-- Start --

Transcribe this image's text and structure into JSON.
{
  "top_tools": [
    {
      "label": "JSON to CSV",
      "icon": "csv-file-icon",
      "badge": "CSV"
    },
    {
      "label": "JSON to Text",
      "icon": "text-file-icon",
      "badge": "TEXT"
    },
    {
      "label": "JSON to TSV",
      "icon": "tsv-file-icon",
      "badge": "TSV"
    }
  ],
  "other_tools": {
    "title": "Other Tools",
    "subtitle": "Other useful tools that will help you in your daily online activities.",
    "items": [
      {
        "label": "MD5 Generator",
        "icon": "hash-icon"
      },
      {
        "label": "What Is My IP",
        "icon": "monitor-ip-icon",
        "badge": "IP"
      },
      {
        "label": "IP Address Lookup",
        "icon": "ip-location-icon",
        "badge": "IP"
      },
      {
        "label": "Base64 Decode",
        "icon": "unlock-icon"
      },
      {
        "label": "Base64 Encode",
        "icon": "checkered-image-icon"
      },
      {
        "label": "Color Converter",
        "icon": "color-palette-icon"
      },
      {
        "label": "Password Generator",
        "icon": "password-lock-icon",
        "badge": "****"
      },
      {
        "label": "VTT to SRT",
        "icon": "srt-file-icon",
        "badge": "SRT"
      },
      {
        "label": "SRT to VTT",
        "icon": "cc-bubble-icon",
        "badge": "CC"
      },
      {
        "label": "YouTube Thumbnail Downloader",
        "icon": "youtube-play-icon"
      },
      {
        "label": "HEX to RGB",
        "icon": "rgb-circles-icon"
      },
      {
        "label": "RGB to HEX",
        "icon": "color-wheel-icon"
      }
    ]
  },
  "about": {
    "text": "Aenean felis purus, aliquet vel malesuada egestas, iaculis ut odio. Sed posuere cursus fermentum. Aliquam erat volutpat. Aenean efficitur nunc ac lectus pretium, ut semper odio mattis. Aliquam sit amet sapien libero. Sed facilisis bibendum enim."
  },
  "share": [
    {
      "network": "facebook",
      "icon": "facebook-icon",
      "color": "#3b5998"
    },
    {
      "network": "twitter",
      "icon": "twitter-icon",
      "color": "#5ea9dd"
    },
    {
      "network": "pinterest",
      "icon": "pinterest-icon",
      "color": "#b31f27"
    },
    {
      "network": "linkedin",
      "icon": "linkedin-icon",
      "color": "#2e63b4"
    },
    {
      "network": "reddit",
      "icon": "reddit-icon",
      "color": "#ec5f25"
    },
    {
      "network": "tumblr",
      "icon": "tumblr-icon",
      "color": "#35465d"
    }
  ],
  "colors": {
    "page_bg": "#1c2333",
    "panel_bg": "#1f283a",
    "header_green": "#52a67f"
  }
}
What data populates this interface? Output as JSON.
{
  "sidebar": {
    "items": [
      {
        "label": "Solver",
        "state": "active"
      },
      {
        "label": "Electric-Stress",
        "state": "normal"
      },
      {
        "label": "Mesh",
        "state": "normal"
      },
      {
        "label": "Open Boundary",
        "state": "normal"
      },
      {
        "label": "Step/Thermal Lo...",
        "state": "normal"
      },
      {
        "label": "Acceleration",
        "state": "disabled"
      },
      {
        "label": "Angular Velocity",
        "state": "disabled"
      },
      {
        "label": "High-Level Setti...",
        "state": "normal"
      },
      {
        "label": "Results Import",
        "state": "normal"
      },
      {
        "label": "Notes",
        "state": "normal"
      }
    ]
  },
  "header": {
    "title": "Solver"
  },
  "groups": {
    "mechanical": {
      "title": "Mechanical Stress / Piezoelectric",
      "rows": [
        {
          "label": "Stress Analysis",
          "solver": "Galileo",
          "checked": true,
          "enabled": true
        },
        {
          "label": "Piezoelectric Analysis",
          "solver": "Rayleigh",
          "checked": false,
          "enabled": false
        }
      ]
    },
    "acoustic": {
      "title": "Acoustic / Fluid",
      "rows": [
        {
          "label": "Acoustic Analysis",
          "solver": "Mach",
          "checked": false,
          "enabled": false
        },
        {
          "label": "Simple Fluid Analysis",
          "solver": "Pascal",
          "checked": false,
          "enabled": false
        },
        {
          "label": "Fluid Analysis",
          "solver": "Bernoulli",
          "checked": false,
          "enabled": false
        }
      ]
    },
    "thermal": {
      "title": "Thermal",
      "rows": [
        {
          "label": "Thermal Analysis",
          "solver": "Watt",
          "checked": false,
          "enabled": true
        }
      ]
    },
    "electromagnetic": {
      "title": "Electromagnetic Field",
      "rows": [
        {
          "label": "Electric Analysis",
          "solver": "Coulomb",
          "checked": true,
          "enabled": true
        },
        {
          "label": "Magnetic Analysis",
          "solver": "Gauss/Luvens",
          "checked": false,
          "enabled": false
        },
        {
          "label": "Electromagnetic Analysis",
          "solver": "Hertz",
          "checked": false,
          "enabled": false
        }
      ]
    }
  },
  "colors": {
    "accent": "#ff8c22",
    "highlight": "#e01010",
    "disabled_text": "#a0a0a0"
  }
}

-- End --

### EXERCISE DESCRIPTION
Answer with one number: how many lines in the listing hold "this".

### TASK SOLUTION
2